> **Written request**:
Your task is to print every entry below exactly as given.
-- start of Supplied records --
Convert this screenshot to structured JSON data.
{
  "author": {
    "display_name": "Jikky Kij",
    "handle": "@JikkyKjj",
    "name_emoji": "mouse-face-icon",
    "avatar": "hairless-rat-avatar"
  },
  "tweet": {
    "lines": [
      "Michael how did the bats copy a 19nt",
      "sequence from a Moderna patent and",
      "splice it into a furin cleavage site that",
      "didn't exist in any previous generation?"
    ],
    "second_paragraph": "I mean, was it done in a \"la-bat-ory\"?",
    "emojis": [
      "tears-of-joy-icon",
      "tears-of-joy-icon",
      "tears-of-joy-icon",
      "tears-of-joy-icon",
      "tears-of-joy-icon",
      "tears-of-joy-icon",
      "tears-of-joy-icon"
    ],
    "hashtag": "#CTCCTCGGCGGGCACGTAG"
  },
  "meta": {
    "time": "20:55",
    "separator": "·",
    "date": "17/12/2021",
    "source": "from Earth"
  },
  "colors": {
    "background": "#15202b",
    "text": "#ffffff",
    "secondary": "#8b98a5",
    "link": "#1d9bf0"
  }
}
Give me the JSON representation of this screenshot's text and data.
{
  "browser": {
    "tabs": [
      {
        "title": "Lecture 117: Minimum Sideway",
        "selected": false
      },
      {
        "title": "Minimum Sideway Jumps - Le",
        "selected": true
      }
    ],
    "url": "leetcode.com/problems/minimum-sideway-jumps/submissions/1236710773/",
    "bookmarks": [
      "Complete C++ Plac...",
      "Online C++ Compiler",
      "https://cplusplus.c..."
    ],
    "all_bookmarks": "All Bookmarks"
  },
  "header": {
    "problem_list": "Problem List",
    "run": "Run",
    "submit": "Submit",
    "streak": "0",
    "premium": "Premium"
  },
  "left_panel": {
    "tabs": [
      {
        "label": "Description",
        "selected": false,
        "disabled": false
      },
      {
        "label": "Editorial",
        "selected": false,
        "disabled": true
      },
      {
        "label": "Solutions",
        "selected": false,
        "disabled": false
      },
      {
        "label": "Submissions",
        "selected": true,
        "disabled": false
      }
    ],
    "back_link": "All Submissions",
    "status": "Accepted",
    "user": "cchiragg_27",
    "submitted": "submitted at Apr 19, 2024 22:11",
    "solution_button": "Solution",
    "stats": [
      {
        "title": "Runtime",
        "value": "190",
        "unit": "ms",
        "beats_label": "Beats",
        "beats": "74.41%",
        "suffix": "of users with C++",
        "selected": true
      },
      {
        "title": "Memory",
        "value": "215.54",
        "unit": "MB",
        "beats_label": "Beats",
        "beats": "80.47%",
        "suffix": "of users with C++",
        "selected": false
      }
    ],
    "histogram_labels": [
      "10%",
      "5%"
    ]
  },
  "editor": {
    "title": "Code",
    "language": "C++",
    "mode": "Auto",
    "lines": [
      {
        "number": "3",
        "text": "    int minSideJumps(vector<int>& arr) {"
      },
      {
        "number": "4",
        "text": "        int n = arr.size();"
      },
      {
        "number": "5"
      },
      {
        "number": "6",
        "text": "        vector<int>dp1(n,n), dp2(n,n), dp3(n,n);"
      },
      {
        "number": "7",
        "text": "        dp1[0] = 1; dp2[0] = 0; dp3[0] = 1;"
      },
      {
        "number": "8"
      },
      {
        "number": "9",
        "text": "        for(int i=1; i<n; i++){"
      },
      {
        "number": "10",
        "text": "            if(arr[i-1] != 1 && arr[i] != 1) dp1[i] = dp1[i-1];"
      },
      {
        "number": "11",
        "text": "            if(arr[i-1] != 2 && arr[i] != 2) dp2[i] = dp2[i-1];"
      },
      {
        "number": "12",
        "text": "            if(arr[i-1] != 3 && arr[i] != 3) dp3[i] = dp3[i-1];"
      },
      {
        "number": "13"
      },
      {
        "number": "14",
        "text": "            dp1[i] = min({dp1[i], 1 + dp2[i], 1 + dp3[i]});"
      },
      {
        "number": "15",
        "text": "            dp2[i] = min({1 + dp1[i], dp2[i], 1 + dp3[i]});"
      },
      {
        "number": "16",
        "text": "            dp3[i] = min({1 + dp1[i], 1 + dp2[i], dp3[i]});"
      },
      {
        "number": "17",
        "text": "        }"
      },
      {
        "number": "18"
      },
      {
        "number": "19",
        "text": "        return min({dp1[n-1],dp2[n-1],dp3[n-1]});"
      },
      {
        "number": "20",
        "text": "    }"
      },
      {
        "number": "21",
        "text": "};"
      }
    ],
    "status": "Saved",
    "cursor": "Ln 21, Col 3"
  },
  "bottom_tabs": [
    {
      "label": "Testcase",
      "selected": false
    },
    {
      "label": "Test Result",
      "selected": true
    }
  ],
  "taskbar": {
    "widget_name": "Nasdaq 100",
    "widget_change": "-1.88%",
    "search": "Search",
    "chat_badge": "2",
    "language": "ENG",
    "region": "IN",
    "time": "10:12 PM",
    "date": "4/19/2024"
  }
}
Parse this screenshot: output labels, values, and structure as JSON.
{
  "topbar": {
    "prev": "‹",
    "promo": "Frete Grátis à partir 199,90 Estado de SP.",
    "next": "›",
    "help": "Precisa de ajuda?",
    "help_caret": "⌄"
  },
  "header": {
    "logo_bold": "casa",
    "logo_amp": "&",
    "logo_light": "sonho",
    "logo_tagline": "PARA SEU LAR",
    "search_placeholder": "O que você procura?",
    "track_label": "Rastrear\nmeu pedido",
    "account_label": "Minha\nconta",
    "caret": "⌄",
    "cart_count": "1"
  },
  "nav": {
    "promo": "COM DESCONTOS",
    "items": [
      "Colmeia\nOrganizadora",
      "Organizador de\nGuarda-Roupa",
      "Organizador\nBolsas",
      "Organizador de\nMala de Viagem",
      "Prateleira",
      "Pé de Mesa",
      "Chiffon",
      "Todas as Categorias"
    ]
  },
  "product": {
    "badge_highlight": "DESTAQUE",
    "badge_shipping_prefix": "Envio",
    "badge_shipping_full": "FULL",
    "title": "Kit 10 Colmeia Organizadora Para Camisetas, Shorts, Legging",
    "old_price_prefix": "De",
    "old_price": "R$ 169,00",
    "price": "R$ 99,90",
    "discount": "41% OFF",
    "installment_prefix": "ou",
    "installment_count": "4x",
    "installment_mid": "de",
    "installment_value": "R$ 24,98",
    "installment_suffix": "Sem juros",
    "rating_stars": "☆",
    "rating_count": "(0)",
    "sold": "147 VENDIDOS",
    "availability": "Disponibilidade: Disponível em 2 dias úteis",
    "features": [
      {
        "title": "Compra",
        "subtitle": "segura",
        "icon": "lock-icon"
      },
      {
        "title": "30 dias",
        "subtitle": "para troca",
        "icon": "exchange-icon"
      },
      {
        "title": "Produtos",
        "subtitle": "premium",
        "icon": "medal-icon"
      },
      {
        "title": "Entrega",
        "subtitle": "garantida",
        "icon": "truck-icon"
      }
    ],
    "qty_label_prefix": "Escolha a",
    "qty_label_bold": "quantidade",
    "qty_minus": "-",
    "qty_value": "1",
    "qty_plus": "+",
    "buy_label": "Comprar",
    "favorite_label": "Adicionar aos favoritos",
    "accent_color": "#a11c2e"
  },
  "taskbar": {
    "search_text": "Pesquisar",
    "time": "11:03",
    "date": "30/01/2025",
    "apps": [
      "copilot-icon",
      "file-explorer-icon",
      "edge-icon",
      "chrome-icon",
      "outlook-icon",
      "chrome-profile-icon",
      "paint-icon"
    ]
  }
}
-- end of Supplied records --
> **Exercise response**:
Convert this screenshot to structured JSON data.
{
  "author": {
    "display_name": "Jikky Kij",
    "handle": "@JikkyKjj",
    "name_emoji": "mouse-face-icon",
    "avatar": "hairless-rat-avatar"
  },
  "tweet": {
    "lines": [
      "Michael how did the bats copy a 19nt",
      "sequence from a Moderna patent and",
      "splice it into a furin cleavage site that",
      "didn't exist in any previous generation?"
    ],
    "second_paragraph": "I mean, was it done in a \"la-bat-ory\"?",
    "emojis": [
      "tears-of-joy-icon",
      "tears-of-joy-icon",
      "tears-of-joy-icon",
      "tears-of-joy-icon",
      "tears-of-joy-icon",
      "tears-of-joy-icon",
      "tears-of-joy-icon"
    ],
    "hashtag": "#CTCCTCGGCGGGCACGTAG"
  },
  "meta": {
    "time": "20:55",
    "separator": "·",
    "date": "17/12/2021",
    "source": "from Earth"
  },
  "colors": {
    "background": "#15202b",
    "text": "#ffffff",
    "secondary": "#8b98a5",
    "link": "#1d9bf0"
  }
}
Give me the JSON representation of this screenshot's text and data.
{
  "browser": {
    "tabs": [
      {
        "title": "Lecture 117: Minimum Sideway",
        "selected": false
      },
      {
        "title": "Minimum Sideway Jumps - Le",
        "selected": true
      }
    ],
    "url": "leetcode.com/problems/minimum-sideway-jumps/submissions/1236710773/",
    "bookmarks": [
      "Complete C++ Plac...",
      "Online C++ Compiler",
      "https://cplusplus.c..."
    ],
    "all_bookmarks": "All Bookmarks"
  },
  "header": {
    "problem_list": "Problem List",
    "run": "Run",
    "submit": "Submit",
    "streak": "0",
    "premium": "Premium"
  },
  "left_panel": {
    "tabs": [
      {
        "label": "Description",
        "selected": false,
        "disabled": false
      },
      {
        "label": "Editorial",
        "selected": false,
        "disabled": true
      },
      {
        "label": "Solutions",
        "selected": false,
        "disabled": false
      },
      {
        "label": "Submissions",
        "selected": true,
        "disabled": false
      }
    ],
    "back_link": "All Submissions",
    "status": "Accepted",
    "user": "cchiragg_27",
    "submitted": "submitted at Apr 19, 2024 22:11",
    "solution_button": "Solution",
    "stats": [
      {
        "title": "Runtime",
        "value": "190",
        "unit": "ms",
        "beats_label": "Beats",
        "beats": "74.41%",
        "suffix": "of users with C++",
        "selected": true
      },
      {
        "title": "Memory",
        "value": "215.54",
        "unit": "MB",
        "beats_label": "Beats",
        "beats": "80.47%",
        "suffix": "of users with C++",
        "selected": false
      }
    ],
    "histogram_labels": [
      "10%",
      "5%"
    ]
  },
  "editor": {
    "title": "Code",
    "language": "C++",
    "mode": "Auto",
    "lines": [
      {
        "number": "3",
        "text": "    int minSideJumps(vector<int>& arr) {"
      },
      {
        "number": "4",
        "text": "        int n = arr.size();"
      },
      {
        "number": "5"
      },
      {
        "number": "6",
        "text": "        vector<int>dp1(n,n), dp2(n,n), dp3(n,n);"
      },
      {
        "number": "7",
        "text": "        dp1[0] = 1; dp2[0] = 0; dp3[0] = 1;"
      },
      {
        "number": "8"
      },
      {
        "number": "9",
        "text": "        for(int i=1; i<n; i++){"
      },
      {
        "number": "10",
        "text": "            if(arr[i-1] != 1 && arr[i] != 1) dp1[i] = dp1[i-1];"
      },
      {
        "number": "11",
        "text": "            if(arr[i-1] != 2 && arr[i] != 2) dp2[i] = dp2[i-1];"
      },
      {
        "number": "12",
        "text": "            if(arr[i-1] != 3 && arr[i] != 3) dp3[i] = dp3[i-1];"
      },
      {
        "number": "13"
      },
      {
        "number": "14",
        "text": "            dp1[i] = min({dp1[i], 1 + dp2[i], 1 + dp3[i]});"
      },
      {
        "number": "15",
        "text": "            dp2[i] = min({1 + dp1[i], dp2[i], 1 + dp3[i]});"
      },
      {
        "number": "16",
        "text": "            dp3[i] = min({1 + dp1[i], 1 + dp2[i], dp3[i]});"
      },
      {
        "number": "17",
        "text": "        }"
      },
      {
        "number": "18"
      },
      {
        "number": "19",
        "text": "        return min({dp1[n-1],dp2[n-1],dp3[n-1]});"
      },
      {
        "number": "20",
        "text": "    }"
      },
      {
        "number": "21",
        "text": "};"
      }
    ],
    "status": "Saved",
    "cursor": "Ln 21, Col 3"
  },
  "bottom_tabs": [
    {
      "label": "Testcase",
      "selected": false
    },
    {
      "label": "Test Result",
      "selected": true
    }
  ],
  "taskbar": {
    "widget_name": "Nasdaq 100",
    "widget_change": "-1.88%",
    "search": "Search",
    "chat_badge": "2",
    "language": "ENG",
    "region": "IN",
    "time": "10:12 PM",
    "date": "4/19/2024"
  }
}
Parse this screenshot: output labels, values, and structure as JSON.
{
  "topbar": {
    "prev": "‹",
    "promo": "Frete Grátis à partir 199,90 Estado de SP.",
    "next": "›",
    "help": "Precisa de ajuda?",
    "help_caret": "⌄"
  },
  "header": {
    "logo_bold": "casa",
    "logo_amp": "&",
    "logo_light": "sonho",
    "logo_tagline": "PARA SEU LAR",
    "search_placeholder": "O que você procura?",
    "track_label": "Rastrear\nmeu pedido",
    "account_label": "Minha\nconta",
    "caret": "⌄",
    "cart_count": "1"
  },
  "nav": {
    "promo": "COM DESCONTOS",
    "items": [
      "Colmeia\nOrganizadora",
      "Organizador de\nGuarda-Roupa",
      "Organizador\nBolsas",
      "Organizador de\nMala de Viagem",
      "Prateleira",
      "Pé de Mesa",
      "Chiffon",
      "Todas as Categorias"
    ]
  },
  "product": {
    "badge_highlight": "DESTAQUE",
    "badge_shipping_prefix": "Envio",
    "badge_shipping_full": "FULL",
    "title": "Kit 10 Colmeia Organizadora Para Camisetas, Shorts, Legging",
    "old_price_prefix": "De",
    "old_price": "R$ 169,00",
    "price": "R$ 99,90",
    "discount": "41% OFF",
    "installment_prefix": "ou",
    "installment_count": "4x",
    "installment_mid": "de",
    "installment_value": "R$ 24,98",
    "installment_suffix": "Sem juros",
    "rating_stars": "☆",
    "rating_count": "(0)",
    "sold": "147 VENDIDOS",
    "availability": "Disponibilidade: Disponível em 2 dias úteis",
    "features": [
      {
        "title": "Compra",
        "subtitle": "segura",
        "icon": "lock-icon"
      },
      {
        "title": "30 dias",
        "subtitle": "para troca",
        "icon": "exchange-icon"
      },
      {
        "title": "Produtos",
        "subtitle": "premium",
        "icon": "medal-icon"
      },
      {
        "title": "Entrega",
        "subtitle": "garantida",
        "icon": "truck-icon"
      }
    ],
    "qty_label_prefix": "Escolha a",
    "qty_label_bold": "quantidade",
    "qty_minus": "-",
    "qty_value": "1",
    "qty_plus": "+",
    "buy_label": "Comprar",
    "favorite_label": "Adicionar aos favoritos",
    "accent_color": "#a11c2e"
  },
  "taskbar": {
    "search_text": "Pesquisar",
    "time": "11:03",
    "date": "30/01/2025",
    "apps": [
      "copilot-icon",
      "file-explorer-icon",
      "edge-icon",
      "chrome-icon",
      "outlook-icon",
      "chrome-profile-icon",
      "paint-icon"
    ]
  }
}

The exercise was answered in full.